↓↓↓

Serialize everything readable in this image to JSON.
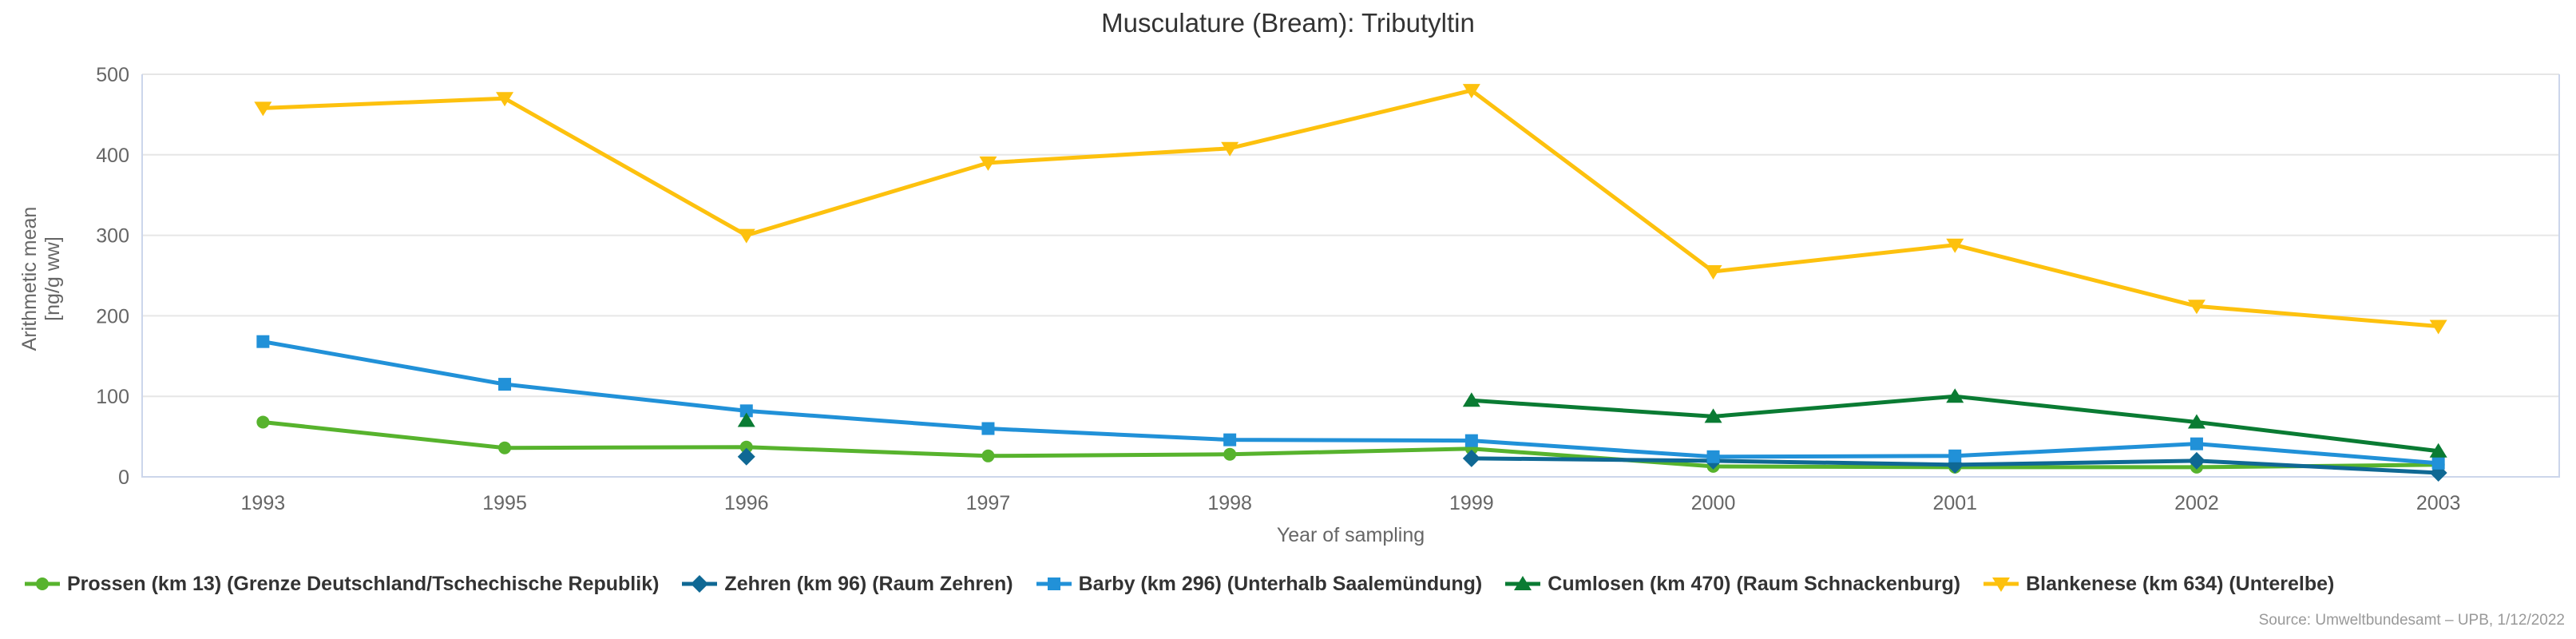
{
  "page": {
    "title": "Musculature (Bream): Tributyltin",
    "source": "Source: Umweltbundesamt – UPB, 1/12/2022"
  },
  "chart_data": {
    "type": "line",
    "title": "Musculature (Bream): Tributyltin",
    "categories": [
      "1993",
      "1995",
      "1996",
      "1997",
      "1998",
      "1999",
      "2000",
      "2001",
      "2002",
      "2003"
    ],
    "xlabel": "Year of sampling",
    "ylabel": "Arithmetic mean [ng/g ww]",
    "ylabel_lines": [
      "Arithmetic mean",
      "[ng/g ww]"
    ],
    "ylim": [
      0,
      500
    ],
    "yticks": [
      0,
      100,
      200,
      300,
      400,
      500
    ],
    "grid": true,
    "legend_position": "bottom-left",
    "colors": {
      "grid": "#e6e6e6",
      "axis_border": "#ccd6eb",
      "tick_label": "#666666",
      "legend_text": "#333333"
    },
    "series": [
      {
        "name": "Prossen (km 13) (Grenze Deutschland/Tschechische Republik)",
        "marker": "circle",
        "color": "#57b32d",
        "values": [
          68,
          36,
          37,
          26,
          28,
          35,
          13,
          12,
          12,
          15
        ]
      },
      {
        "name": "Zehren (km 96) (Raum Zehren)",
        "marker": "diamond",
        "color": "#0f6894",
        "values": [
          null,
          null,
          25,
          null,
          null,
          23,
          20,
          15,
          20,
          5
        ]
      },
      {
        "name": "Barby (km 296) (Unterhalb Saalemündung)",
        "marker": "square",
        "color": "#2191d8",
        "values": [
          168,
          115,
          82,
          60,
          46,
          45,
          25,
          26,
          41,
          17
        ]
      },
      {
        "name": "Cumlosen (km 470) (Raum Schnackenburg)",
        "marker": "triangle-up",
        "color": "#0a7b33",
        "values": [
          null,
          null,
          70,
          null,
          null,
          95,
          75,
          100,
          68,
          32
        ]
      },
      {
        "name": "Blankenese (km 634) (Unterelbe)",
        "marker": "triangle-down",
        "color": "#fdc10e",
        "values": [
          458,
          470,
          300,
          390,
          408,
          480,
          255,
          288,
          212,
          187
        ]
      }
    ]
  }
}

↑↑↑

Restate the records above in full, word for word. Keep pictures out.

— Result of the exercise —
Serialize everything readable in this image to JSON.
{
  "page": {
    "title": "Musculature (Bream): Tributyltin",
    "source": "Source: Umweltbundesamt – UPB, 1/12/2022"
  },
  "chart_data": {
    "type": "line",
    "title": "Musculature (Bream): Tributyltin",
    "categories": [
      "1993",
      "1995",
      "1996",
      "1997",
      "1998",
      "1999",
      "2000",
      "2001",
      "2002",
      "2003"
    ],
    "xlabel": "Year of sampling",
    "ylabel": "Arithmetic mean [ng/g ww]",
    "ylabel_lines": [
      "Arithmetic mean",
      "[ng/g ww]"
    ],
    "ylim": [
      0,
      500
    ],
    "yticks": [
      0,
      100,
      200,
      300,
      400,
      500
    ],
    "grid": true,
    "legend_position": "bottom-left",
    "colors": {
      "grid": "#e6e6e6",
      "axis_border": "#ccd6eb",
      "tick_label": "#666666",
      "legend_text": "#333333"
    },
    "series": [
      {
        "name": "Prossen (km 13) (Grenze Deutschland/Tschechische Republik)",
        "marker": "circle",
        "color": "#57b32d",
        "values": [
          68,
          36,
          37,
          26,
          28,
          35,
          13,
          12,
          12,
          15
        ]
      },
      {
        "name": "Zehren (km 96) (Raum Zehren)",
        "marker": "diamond",
        "color": "#0f6894",
        "values": [
          null,
          null,
          25,
          null,
          null,
          23,
          20,
          15,
          20,
          5
        ]
      },
      {
        "name": "Barby (km 296) (Unterhalb Saalemündung)",
        "marker": "square",
        "color": "#2191d8",
        "values": [
          168,
          115,
          82,
          60,
          46,
          45,
          25,
          26,
          41,
          17
        ]
      },
      {
        "name": "Cumlosen (km 470) (Raum Schnackenburg)",
        "marker": "triangle-up",
        "color": "#0a7b33",
        "values": [
          null,
          null,
          70,
          null,
          null,
          95,
          75,
          100,
          68,
          32
        ]
      },
      {
        "name": "Blankenese (km 634) (Unterelbe)",
        "marker": "triangle-down",
        "color": "#fdc10e",
        "values": [
          458,
          470,
          300,
          390,
          408,
          480,
          255,
          288,
          212,
          187
        ]
      }
    ]
  }
}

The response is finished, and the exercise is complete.